Your task → Once the pictures are set aside, transcribe the remaining data exactly.

Input records →
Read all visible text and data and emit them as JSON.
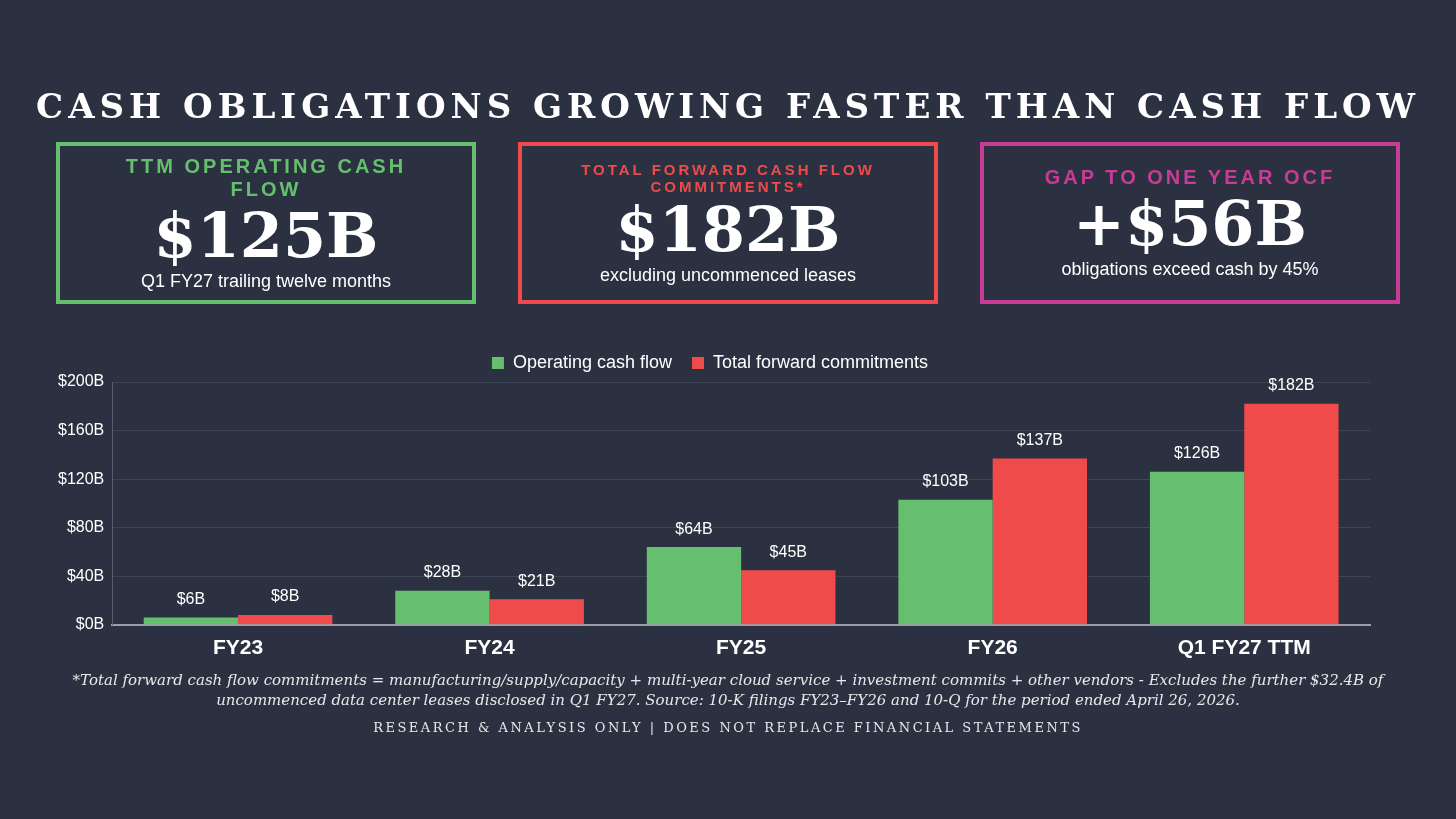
{
  "chart_data": [
    {
      "type": "other",
      "title": "TTM OPERATING CASH FLOW",
      "subtitle": "$125B",
      "annotations": [
        "Q1 FY27 trailing twelve months"
      ],
      "color": "#66bf6e"
    },
    {
      "type": "other",
      "title": "TOTAL FORWARD CASH FLOW COMMITMENTS*",
      "subtitle": "$182B",
      "annotations": [
        "excluding uncommenced leases"
      ],
      "color": "#ef4b4b"
    },
    {
      "type": "other",
      "title": "GAP TO ONE YEAR OCF",
      "subtitle": "+$56B",
      "annotations": [
        "obligations exceed cash by 45%"
      ],
      "color": "#c83c96"
    },
    {
      "type": "bar",
      "title": "CASH OBLIGATIONS GROWING FASTER THAN CASH FLOW",
      "categories": [
        "FY23",
        "FY24",
        "FY25",
        "FY26",
        "Q1 FY27 TTM"
      ],
      "series": [
        {
          "name": "Operating cash flow",
          "color": "#66bf6e",
          "values": [
            6,
            28,
            64,
            103,
            126
          ],
          "value_labels": [
            "$6B",
            "$28B",
            "$64B",
            "$103B",
            "$126B"
          ]
        },
        {
          "name": "Total forward commitments",
          "color": "#ef4b4b",
          "values": [
            8,
            21,
            45,
            137,
            182
          ],
          "value_labels": [
            "$8B",
            "$21B",
            "$45B",
            "$137B",
            "$182B"
          ]
        }
      ],
      "ylim": [
        0,
        200
      ],
      "yticks": [
        {
          "value": 0,
          "label": "$0B"
        },
        {
          "value": 40,
          "label": "$40B"
        },
        {
          "value": 80,
          "label": "$80B"
        },
        {
          "value": 120,
          "label": "$120B"
        },
        {
          "value": 160,
          "label": "$160B"
        },
        {
          "value": 200,
          "label": "$200B"
        }
      ],
      "grid": "y",
      "legend": "top",
      "annotations": [
        "*Total forward cash flow commitments = manufacturing/supply/capacity + multi-year cloud service + investment commits + other vendors - Excludes the further $32.4B of uncommenced data center leases disclosed in Q1 FY27. Source: 10-K filings FY23–FY26 and 10-Q for the period ended April 26, 2026.",
        "RESEARCH & ANALYSIS ONLY | DOES NOT REPLACE FINANCIAL STATEMENTS"
      ]
    }
  ]
}
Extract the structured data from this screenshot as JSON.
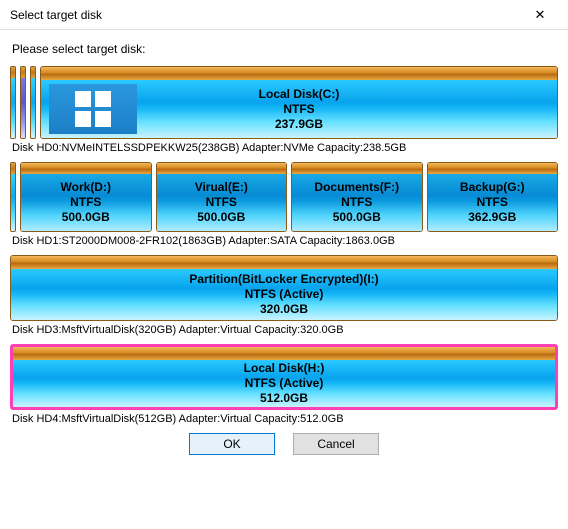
{
  "window": {
    "title": "Select target disk"
  },
  "prompt": "Please select target disk:",
  "disks": [
    {
      "caption": "Disk HD0:NVMeINTELSSDPEKKW25(238GB)  Adapter:NVMe  Capacity:238.5GB",
      "partitions": [
        {
          "name": "Local Disk(C:)",
          "fs": "NTFS",
          "size": "237.9GB",
          "has_winlogo": true
        }
      ]
    },
    {
      "caption": "Disk HD1:ST2000DM008-2FR102(1863GB)  Adapter:SATA  Capacity:1863.0GB",
      "partitions": [
        {
          "name": "Work(D:)",
          "fs": "NTFS",
          "size": "500.0GB"
        },
        {
          "name": "Virual(E:)",
          "fs": "NTFS",
          "size": "500.0GB"
        },
        {
          "name": "Documents(F:)",
          "fs": "NTFS",
          "size": "500.0GB"
        },
        {
          "name": "Backup(G:)",
          "fs": "NTFS",
          "size": "362.9GB"
        }
      ]
    },
    {
      "caption": "Disk HD3:MsftVirtualDisk(320GB)  Adapter:Virtual  Capacity:320.0GB",
      "partitions": [
        {
          "name": "Partition(BitLocker Encrypted)(I:)",
          "fs": "NTFS (Active)",
          "size": "320.0GB"
        }
      ]
    },
    {
      "caption": "Disk HD4:MsftVirtualDisk(512GB)  Adapter:Virtual  Capacity:512.0GB",
      "partitions": [
        {
          "name": "Local Disk(H:)",
          "fs": "NTFS (Active)",
          "size": "512.0GB",
          "selected": true
        }
      ]
    }
  ],
  "buttons": {
    "ok": "OK",
    "cancel": "Cancel"
  },
  "colors": {
    "orange_bar": [
      "#f5b85a",
      "#d48a20",
      "#b86a10",
      "#e8a840"
    ],
    "partition_gradient": [
      "#2bcaff",
      "#08a3ed",
      "#12b5f7",
      "#66e1ff",
      "#c9f3ff"
    ],
    "selection_border": "#ff3fb3",
    "winlogo_bg": [
      "#2a98dd",
      "#1c7fc7"
    ],
    "button_primary_border": "#0078d7",
    "button_primary_bg": "#e5f1fb",
    "button_bg": "#e1e1e1",
    "button_border": "#adadad"
  }
}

Reply to the exercise →
Read all visible text and data and emit them as JSON.
{
  "chart_data": [
    {
      "type": "other",
      "title": "TTM OPERATING CASH FLOW",
      "subtitle": "$125B",
      "annotations": [
        "Q1 FY27 trailing twelve months"
      ],
      "color": "#66bf6e"
    },
    {
      "type": "other",
      "title": "TOTAL FORWARD CASH FLOW COMMITMENTS*",
      "subtitle": "$182B",
      "annotations": [
        "excluding uncommenced leases"
      ],
      "color": "#ef4b4b"
    },
    {
      "type": "other",
      "title": "GAP TO ONE YEAR OCF",
      "subtitle": "+$56B",
      "annotations": [
        "obligations exceed cash by 45%"
      ],
      "color": "#c83c96"
    },
    {
      "type": "bar",
      "title": "CASH OBLIGATIONS GROWING FASTER THAN CASH FLOW",
      "categories": [
        "FY23",
        "FY24",
        "FY25",
        "FY26",
        "Q1 FY27 TTM"
      ],
      "series": [
        {
          "name": "Operating cash flow",
          "color": "#66bf6e",
          "values": [
            6,
            28,
            64,
            103,
            126
          ],
          "value_labels": [
            "$6B",
            "$28B",
            "$64B",
            "$103B",
            "$126B"
          ]
        },
        {
          "name": "Total forward commitments",
          "color": "#ef4b4b",
          "values": [
            8,
            21,
            45,
            137,
            182
          ],
          "value_labels": [
            "$8B",
            "$21B",
            "$45B",
            "$137B",
            "$182B"
          ]
        }
      ],
      "ylim": [
        0,
        200
      ],
      "yticks": [
        {
          "value": 0,
          "label": "$0B"
        },
        {
          "value": 40,
          "label": "$40B"
        },
        {
          "value": 80,
          "label": "$80B"
        },
        {
          "value": 120,
          "label": "$120B"
        },
        {
          "value": 160,
          "label": "$160B"
        },
        {
          "value": 200,
          "label": "$200B"
        }
      ],
      "grid": "y",
      "legend": "top",
      "annotations": [
        "*Total forward cash flow commitments = manufacturing/supply/capacity + multi-year cloud service + investment commits + other vendors - Excludes the further $32.4B of uncommenced data center leases disclosed in Q1 FY27. Source: 10-K filings FY23–FY26 and 10-Q for the period ended April 26, 2026.",
        "RESEARCH & ANALYSIS ONLY | DOES NOT REPLACE FINANCIAL STATEMENTS"
      ]
    }
  ]
}
Extract the structured data from this screenshot as JSON.
{
  "window": {
    "title": "Select target disk"
  },
  "prompt": "Please select target disk:",
  "disks": [
    {
      "caption": "Disk HD0:NVMeINTELSSDPEKKW25(238GB)  Adapter:NVMe  Capacity:238.5GB",
      "partitions": [
        {
          "name": "Local Disk(C:)",
          "fs": "NTFS",
          "size": "237.9GB",
          "has_winlogo": true
        }
      ]
    },
    {
      "caption": "Disk HD1:ST2000DM008-2FR102(1863GB)  Adapter:SATA  Capacity:1863.0GB",
      "partitions": [
        {
          "name": "Work(D:)",
          "fs": "NTFS",
          "size": "500.0GB"
        },
        {
          "name": "Virual(E:)",
          "fs": "NTFS",
          "size": "500.0GB"
        },
        {
          "name": "Documents(F:)",
          "fs": "NTFS",
          "size": "500.0GB"
        },
        {
          "name": "Backup(G:)",
          "fs": "NTFS",
          "size": "362.9GB"
        }
      ]
    },
    {
      "caption": "Disk HD3:MsftVirtualDisk(320GB)  Adapter:Virtual  Capacity:320.0GB",
      "partitions": [
        {
          "name": "Partition(BitLocker Encrypted)(I:)",
          "fs": "NTFS (Active)",
          "size": "320.0GB"
        }
      ]
    },
    {
      "caption": "Disk HD4:MsftVirtualDisk(512GB)  Adapter:Virtual  Capacity:512.0GB",
      "partitions": [
        {
          "name": "Local Disk(H:)",
          "fs": "NTFS (Active)",
          "size": "512.0GB",
          "selected": true
        }
      ]
    }
  ],
  "buttons": {
    "ok": "OK",
    "cancel": "Cancel"
  },
  "colors": {
    "orange_bar": [
      "#f5b85a",
      "#d48a20",
      "#b86a10",
      "#e8a840"
    ],
    "partition_gradient": [
      "#2bcaff",
      "#08a3ed",
      "#12b5f7",
      "#66e1ff",
      "#c9f3ff"
    ],
    "selection_border": "#ff3fb3",
    "winlogo_bg": [
      "#2a98dd",
      "#1c7fc7"
    ],
    "button_primary_border": "#0078d7",
    "button_primary_bg": "#e5f1fb",
    "button_bg": "#e1e1e1",
    "button_border": "#adadad"
  }
}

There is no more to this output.